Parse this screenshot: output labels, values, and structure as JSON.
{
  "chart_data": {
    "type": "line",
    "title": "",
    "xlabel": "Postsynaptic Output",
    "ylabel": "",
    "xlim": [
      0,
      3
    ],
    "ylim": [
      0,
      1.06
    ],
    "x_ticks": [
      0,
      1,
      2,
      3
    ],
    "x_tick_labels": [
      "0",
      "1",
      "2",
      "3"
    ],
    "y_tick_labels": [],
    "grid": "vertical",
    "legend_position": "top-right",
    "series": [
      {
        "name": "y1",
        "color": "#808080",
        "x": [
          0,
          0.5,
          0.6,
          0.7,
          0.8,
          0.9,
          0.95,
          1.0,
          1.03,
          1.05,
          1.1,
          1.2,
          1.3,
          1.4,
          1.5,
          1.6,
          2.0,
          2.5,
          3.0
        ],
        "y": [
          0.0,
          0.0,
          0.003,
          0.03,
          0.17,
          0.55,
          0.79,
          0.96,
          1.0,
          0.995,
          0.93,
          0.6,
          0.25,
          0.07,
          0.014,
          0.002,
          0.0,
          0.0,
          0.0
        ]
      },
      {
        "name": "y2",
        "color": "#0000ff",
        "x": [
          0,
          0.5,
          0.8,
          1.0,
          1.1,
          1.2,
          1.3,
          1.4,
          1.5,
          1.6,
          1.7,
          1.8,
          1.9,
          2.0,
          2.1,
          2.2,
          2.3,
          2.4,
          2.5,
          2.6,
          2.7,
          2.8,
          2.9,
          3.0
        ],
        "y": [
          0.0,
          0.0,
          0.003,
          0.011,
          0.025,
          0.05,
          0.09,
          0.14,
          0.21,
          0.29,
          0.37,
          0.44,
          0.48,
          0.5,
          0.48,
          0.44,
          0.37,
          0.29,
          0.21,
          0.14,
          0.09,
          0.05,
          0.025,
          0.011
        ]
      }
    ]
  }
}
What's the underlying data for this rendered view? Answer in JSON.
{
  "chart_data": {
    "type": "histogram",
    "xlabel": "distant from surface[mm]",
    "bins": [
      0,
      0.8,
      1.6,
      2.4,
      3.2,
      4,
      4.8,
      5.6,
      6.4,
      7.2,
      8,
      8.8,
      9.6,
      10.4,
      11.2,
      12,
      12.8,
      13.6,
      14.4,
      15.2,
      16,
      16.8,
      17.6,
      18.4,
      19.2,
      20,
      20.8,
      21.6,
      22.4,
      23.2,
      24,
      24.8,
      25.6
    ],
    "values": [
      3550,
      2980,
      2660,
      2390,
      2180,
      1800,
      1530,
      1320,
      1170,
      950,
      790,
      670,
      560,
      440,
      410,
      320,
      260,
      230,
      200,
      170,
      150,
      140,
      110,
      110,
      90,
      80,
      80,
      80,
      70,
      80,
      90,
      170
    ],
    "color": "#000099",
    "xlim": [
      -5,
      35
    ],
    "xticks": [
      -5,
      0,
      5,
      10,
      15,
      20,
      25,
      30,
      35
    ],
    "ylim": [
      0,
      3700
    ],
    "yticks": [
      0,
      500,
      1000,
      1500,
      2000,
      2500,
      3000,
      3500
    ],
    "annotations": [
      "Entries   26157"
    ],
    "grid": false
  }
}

******************************

Tally every line of the data that holds the word "values" and write the count alone.

* Exercise response:
2